■ Document excerpt
------------------------------------------------------------
American hope survived Vietnam. Will it survive Afghanistan?
Current catastrophe evokes painful — and hopeful — memories

Hope seems fragile — particularly in trying times like what is unfolding in Afghanistan today. Yet somehow American hope endures.
The Trump administration’s decision to abandon Afghanistan, carried out with “messy” execution by the Biden administration, is a geopolitical humiliation for America. This month’s chaotic scenes from Kabul as the U.S. beats a hasty withdrawal brings more than haunting pictures that parallel America’s similarly hasty 1975 withdrawal from Vietnam. This affects real people our nation made commitments to.
In 2011-12, I served with the 10th Mountain Division in Kandahar Province. A young Afghan man volunteered to serve with the U.S. Army and was placed with my unit as a translator. He was only 19 years old. I listened to him recount his belief in the ideals of American freedom and his vision that Afghanistan could be more than a war-torn country ruled by drug thugs and violent Islamic extremists. He served with American forces loyally as an Afghan believer in the goodness of America and the best our nation offers. Like me, he undertook military missions side by side with American soldiers; unlike me, he went out with our troops unarmed because he was an Afghan national amid U.S. forces and was not permitted to carry a weapon.
------------------------------------------------------------
■ Given information

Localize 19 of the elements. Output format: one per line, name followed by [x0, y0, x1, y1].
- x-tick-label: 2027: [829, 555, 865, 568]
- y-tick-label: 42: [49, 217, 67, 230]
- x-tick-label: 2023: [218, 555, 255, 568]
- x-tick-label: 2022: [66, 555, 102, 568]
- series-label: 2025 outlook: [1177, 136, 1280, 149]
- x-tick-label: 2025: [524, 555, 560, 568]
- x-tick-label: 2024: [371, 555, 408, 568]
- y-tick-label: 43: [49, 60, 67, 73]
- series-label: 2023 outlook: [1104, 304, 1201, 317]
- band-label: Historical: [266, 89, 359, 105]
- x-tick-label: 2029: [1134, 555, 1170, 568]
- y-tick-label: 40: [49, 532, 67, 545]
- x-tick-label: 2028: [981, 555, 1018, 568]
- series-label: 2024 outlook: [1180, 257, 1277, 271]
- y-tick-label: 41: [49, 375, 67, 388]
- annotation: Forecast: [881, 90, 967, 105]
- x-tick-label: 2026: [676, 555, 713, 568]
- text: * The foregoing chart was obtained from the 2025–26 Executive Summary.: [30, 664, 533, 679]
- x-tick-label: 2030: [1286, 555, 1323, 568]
------------------------------------------------------------
■ Required actions
1. Can you quote the Afghanistan essay between "Current catastrophe evokes" and "American hope endures.", inclusive?
2. Does each statement agree with the Afghanistan essay? Answer yes or no for each and quote the words that decide it.
(a) The translator placed with the writer's unit was 19 years old.
(b) The translator carried a weapon on missions with American soldiers.
(c) The writer served with the 10th Mountain Division in Kandahar Province in 2011-12.

■ Responses to the tasks
1.
Current catastrophe evokes painful — and hopeful — memories

Hope seems fragile — particularly in trying times like what is unfolding in Afghanistan today. Yet somehow American hope endures.

2.
(a) Yes: "He was only 19 years old."
(b) No: "he went out with our troops unarmed because he was an Afghan national amid U.S. forces and was not permitted to carry a weapon."
(c) Yes: "In 2011-12, I served with the 10th Mountain Division in Kandahar Province."